Locate every line below that contains the word "screenshot" and copy it.

++++ SUPPLIED MATERIAL ++++

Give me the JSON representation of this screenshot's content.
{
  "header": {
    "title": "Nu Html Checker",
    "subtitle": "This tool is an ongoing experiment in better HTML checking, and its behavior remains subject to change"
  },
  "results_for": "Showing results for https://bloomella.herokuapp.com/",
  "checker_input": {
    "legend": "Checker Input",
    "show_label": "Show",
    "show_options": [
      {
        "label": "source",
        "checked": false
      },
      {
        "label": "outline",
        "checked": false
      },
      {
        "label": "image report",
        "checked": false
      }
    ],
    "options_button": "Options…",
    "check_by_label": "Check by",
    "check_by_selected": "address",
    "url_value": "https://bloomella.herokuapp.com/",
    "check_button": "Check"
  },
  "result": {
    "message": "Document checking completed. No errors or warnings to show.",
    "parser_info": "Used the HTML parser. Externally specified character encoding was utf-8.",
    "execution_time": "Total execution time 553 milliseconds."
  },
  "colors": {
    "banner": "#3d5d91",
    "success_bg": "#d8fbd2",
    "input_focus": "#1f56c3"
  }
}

++++
++++ SUPPLIED MATERIAL ++++

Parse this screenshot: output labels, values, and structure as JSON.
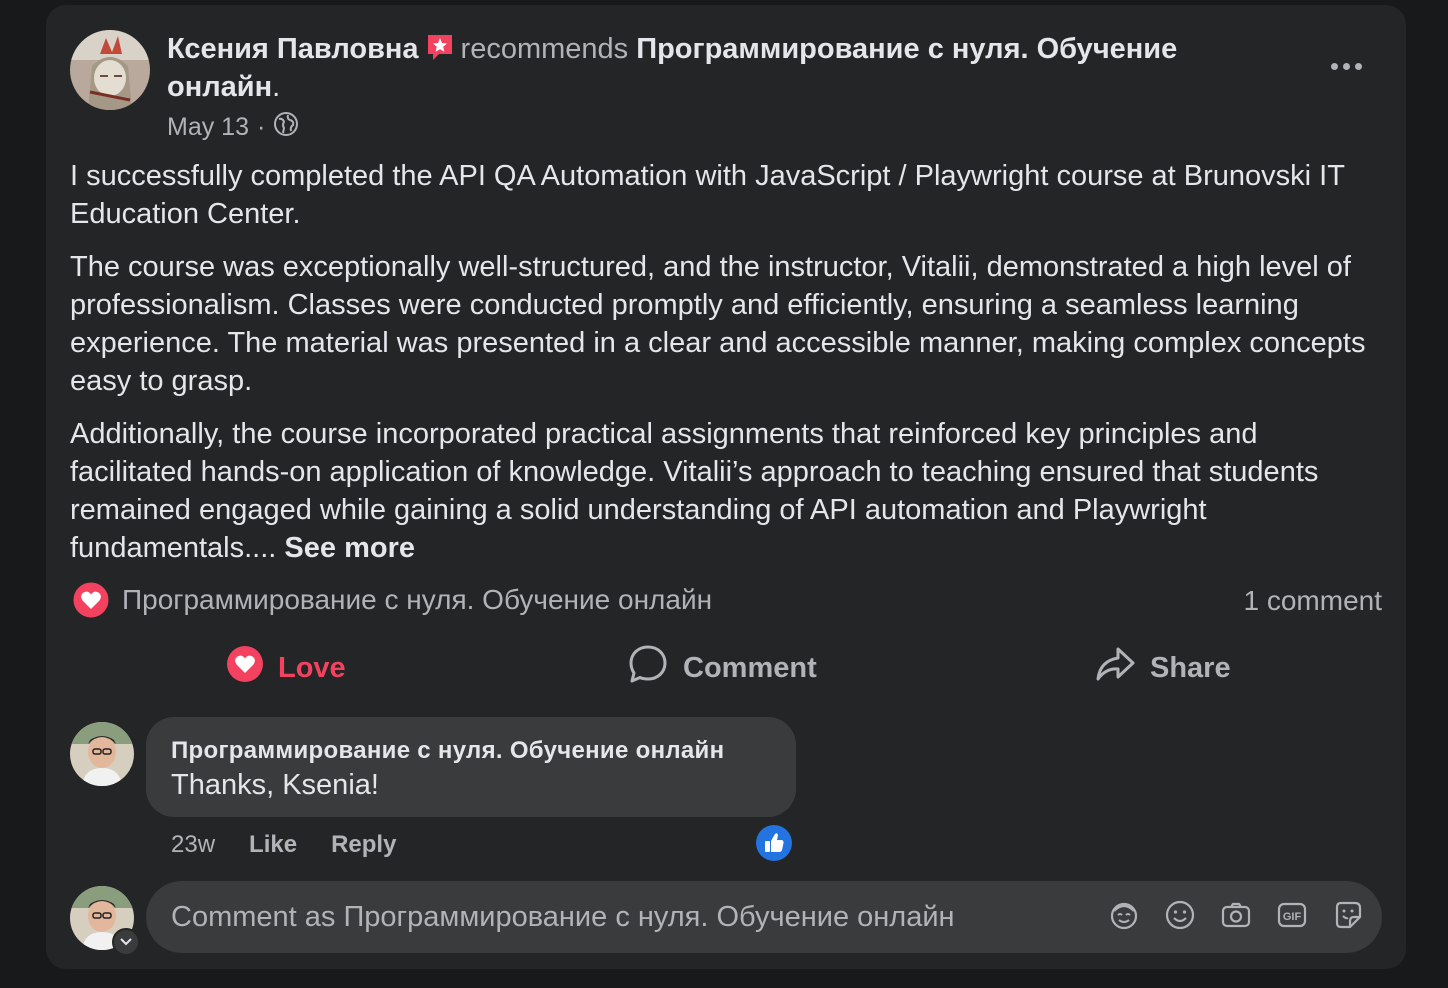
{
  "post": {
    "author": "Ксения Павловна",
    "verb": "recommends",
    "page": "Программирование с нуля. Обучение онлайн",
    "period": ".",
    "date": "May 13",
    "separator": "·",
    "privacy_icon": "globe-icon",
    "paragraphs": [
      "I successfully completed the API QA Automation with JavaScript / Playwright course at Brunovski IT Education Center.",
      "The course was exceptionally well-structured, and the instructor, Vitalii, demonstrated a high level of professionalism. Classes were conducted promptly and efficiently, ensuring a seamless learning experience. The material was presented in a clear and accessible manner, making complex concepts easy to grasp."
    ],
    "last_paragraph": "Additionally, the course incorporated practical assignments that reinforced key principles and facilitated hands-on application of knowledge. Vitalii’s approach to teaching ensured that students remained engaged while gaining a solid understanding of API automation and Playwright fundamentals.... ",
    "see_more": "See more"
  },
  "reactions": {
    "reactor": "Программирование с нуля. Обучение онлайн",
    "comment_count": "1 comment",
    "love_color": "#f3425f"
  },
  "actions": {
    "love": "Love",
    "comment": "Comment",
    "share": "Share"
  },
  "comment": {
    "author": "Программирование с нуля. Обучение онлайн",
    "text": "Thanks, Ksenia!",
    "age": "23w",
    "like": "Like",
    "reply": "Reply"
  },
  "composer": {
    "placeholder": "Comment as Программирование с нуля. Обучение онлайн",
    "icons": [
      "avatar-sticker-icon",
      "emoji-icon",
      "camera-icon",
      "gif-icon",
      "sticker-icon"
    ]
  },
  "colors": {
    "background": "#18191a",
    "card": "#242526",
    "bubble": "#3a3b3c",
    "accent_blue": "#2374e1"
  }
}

++++

--- WRITTEN RESPONSE ---
Give me the JSON representation of this screenshot's content.
Parse this screenshot: output labels, values, and structure as JSON.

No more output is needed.